→ EXERCISE BRIEF
Look through the records and report how many lines include the word "ylabel", with no other words.

* * *

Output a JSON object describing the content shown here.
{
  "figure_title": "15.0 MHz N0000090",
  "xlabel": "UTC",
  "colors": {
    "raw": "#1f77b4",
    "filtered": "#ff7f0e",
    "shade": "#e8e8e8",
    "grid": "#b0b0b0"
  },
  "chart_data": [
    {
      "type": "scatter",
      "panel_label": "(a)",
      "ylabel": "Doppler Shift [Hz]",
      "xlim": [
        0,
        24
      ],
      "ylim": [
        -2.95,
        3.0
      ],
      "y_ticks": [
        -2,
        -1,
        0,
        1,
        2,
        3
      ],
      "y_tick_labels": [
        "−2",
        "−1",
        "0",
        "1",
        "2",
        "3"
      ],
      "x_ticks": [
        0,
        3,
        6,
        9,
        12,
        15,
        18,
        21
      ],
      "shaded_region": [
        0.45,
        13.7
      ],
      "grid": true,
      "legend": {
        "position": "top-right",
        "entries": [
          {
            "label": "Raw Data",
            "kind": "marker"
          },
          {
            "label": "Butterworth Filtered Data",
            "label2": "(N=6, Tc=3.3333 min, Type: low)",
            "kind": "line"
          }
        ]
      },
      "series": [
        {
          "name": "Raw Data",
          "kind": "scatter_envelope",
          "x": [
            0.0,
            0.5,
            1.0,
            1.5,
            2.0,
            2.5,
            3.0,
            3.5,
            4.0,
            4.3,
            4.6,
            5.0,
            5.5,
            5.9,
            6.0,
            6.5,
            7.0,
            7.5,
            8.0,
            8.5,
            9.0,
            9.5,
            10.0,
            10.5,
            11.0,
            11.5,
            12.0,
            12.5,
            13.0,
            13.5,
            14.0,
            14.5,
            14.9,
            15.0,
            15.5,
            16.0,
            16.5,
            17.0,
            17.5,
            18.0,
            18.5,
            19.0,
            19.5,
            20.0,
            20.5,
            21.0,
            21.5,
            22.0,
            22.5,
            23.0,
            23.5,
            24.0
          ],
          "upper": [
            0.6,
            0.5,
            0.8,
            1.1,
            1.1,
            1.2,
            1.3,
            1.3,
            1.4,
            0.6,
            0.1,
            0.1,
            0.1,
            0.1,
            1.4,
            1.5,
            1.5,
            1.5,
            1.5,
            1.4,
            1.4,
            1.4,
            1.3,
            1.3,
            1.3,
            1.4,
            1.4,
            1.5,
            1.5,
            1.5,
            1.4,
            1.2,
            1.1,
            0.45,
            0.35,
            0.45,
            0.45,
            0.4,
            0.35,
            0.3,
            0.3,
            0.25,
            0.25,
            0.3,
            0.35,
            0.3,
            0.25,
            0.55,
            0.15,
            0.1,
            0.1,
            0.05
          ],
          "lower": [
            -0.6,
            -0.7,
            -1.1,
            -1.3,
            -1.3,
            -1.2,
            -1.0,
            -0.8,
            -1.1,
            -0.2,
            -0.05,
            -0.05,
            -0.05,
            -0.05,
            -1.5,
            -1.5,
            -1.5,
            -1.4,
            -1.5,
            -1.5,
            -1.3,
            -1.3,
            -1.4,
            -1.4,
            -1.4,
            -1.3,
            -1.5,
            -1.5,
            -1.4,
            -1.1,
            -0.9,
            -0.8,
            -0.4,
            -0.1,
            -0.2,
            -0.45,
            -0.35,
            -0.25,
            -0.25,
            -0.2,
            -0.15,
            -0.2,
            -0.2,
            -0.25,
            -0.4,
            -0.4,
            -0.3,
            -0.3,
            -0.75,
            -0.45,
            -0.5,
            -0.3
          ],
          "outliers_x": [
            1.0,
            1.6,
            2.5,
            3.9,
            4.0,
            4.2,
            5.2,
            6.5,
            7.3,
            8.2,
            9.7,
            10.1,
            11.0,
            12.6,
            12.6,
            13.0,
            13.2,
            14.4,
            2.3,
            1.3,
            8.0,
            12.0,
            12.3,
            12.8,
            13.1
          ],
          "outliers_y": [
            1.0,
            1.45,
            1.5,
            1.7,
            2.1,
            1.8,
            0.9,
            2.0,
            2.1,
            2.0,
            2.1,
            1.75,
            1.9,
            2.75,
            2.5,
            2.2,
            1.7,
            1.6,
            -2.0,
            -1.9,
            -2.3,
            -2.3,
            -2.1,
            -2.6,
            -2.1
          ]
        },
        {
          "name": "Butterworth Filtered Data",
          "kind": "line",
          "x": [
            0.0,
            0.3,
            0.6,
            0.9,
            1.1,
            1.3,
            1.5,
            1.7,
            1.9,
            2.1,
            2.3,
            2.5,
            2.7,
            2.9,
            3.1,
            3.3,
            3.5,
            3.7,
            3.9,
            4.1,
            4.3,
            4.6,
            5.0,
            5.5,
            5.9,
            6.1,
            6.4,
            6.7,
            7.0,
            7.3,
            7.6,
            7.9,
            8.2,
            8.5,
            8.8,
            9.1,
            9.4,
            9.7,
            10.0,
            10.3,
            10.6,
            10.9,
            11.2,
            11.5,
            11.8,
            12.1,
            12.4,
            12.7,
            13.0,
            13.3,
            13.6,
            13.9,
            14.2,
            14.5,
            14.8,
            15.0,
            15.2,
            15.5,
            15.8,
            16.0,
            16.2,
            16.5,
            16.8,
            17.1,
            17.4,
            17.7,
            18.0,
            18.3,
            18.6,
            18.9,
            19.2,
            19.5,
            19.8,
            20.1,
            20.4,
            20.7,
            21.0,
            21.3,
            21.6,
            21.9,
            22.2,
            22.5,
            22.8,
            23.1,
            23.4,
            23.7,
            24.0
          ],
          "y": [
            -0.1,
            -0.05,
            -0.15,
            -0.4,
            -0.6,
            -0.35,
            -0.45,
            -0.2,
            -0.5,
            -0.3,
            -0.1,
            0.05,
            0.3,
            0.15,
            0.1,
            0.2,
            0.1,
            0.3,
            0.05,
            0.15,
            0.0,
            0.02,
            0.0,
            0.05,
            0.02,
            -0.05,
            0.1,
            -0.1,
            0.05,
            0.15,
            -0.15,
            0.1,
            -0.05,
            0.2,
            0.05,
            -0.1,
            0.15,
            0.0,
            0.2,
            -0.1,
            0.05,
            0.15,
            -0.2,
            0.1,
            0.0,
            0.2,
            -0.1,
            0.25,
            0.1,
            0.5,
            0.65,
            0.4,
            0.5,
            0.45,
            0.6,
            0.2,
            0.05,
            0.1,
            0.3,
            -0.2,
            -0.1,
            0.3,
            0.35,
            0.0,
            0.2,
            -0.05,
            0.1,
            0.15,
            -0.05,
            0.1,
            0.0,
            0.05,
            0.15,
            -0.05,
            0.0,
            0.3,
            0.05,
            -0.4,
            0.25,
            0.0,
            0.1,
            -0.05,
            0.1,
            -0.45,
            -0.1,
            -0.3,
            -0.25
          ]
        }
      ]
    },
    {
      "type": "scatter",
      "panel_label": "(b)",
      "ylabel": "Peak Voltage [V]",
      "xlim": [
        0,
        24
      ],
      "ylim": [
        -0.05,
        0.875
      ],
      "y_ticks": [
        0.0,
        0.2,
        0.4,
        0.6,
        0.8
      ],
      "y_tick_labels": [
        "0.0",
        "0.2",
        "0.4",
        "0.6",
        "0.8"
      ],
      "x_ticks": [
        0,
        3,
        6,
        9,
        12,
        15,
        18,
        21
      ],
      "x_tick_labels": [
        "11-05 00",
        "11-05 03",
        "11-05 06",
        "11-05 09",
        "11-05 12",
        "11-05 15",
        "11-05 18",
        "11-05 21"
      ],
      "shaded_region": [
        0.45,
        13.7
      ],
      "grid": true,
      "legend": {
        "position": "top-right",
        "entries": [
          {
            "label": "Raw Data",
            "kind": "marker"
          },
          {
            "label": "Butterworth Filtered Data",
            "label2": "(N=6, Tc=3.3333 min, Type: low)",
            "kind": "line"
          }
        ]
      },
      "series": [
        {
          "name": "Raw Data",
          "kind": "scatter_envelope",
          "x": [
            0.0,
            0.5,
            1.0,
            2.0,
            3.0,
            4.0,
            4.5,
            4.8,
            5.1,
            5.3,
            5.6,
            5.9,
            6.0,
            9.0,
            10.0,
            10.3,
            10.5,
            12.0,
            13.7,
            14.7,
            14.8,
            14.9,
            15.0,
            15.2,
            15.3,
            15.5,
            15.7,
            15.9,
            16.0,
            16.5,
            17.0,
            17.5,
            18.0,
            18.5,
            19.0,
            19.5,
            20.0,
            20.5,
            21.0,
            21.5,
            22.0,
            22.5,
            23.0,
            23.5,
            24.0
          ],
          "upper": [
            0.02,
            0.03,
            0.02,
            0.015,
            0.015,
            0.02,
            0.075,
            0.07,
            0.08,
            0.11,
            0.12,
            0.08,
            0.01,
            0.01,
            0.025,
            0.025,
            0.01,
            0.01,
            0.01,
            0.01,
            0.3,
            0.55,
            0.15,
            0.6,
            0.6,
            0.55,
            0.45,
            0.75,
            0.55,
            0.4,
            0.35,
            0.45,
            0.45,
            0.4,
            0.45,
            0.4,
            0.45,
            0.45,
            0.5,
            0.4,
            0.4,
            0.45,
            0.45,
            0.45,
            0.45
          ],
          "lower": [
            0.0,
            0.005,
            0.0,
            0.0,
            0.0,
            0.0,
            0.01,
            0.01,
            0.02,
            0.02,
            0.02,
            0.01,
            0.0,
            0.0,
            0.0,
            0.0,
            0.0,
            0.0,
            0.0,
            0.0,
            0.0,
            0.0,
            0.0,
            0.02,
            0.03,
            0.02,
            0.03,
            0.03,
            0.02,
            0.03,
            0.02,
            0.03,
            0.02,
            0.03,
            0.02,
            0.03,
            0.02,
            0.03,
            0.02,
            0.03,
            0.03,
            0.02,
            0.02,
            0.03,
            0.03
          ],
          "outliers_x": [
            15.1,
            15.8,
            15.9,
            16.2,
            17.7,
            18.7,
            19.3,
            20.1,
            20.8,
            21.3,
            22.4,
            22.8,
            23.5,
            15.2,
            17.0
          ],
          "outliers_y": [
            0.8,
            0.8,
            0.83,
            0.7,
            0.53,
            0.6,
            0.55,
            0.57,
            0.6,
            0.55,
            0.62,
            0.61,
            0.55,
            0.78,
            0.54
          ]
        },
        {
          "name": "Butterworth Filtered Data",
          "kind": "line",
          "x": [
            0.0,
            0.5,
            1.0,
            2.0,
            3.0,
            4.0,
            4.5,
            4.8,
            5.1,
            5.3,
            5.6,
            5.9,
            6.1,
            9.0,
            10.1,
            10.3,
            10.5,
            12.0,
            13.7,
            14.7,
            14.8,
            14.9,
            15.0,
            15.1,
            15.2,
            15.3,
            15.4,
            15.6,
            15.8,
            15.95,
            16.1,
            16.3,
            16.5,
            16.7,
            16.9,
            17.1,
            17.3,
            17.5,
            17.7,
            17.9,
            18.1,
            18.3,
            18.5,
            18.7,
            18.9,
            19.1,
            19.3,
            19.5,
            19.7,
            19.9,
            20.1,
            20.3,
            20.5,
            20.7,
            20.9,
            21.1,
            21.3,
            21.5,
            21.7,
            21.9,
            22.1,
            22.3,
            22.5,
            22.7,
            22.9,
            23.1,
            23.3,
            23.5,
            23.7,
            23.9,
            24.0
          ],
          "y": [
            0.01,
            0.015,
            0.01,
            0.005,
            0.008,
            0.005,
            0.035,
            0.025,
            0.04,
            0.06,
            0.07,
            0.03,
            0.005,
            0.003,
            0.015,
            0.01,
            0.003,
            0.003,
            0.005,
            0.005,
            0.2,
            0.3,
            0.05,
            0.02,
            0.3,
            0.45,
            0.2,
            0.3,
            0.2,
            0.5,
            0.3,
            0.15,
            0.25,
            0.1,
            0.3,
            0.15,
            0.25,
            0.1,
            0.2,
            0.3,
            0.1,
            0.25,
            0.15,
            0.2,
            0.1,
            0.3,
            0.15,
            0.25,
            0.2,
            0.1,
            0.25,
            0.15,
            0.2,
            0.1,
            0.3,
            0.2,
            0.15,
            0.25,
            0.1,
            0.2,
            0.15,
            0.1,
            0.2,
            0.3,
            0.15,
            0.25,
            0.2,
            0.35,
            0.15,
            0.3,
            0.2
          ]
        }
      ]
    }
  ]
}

* * *

→ WRITTEN SOLUTION
2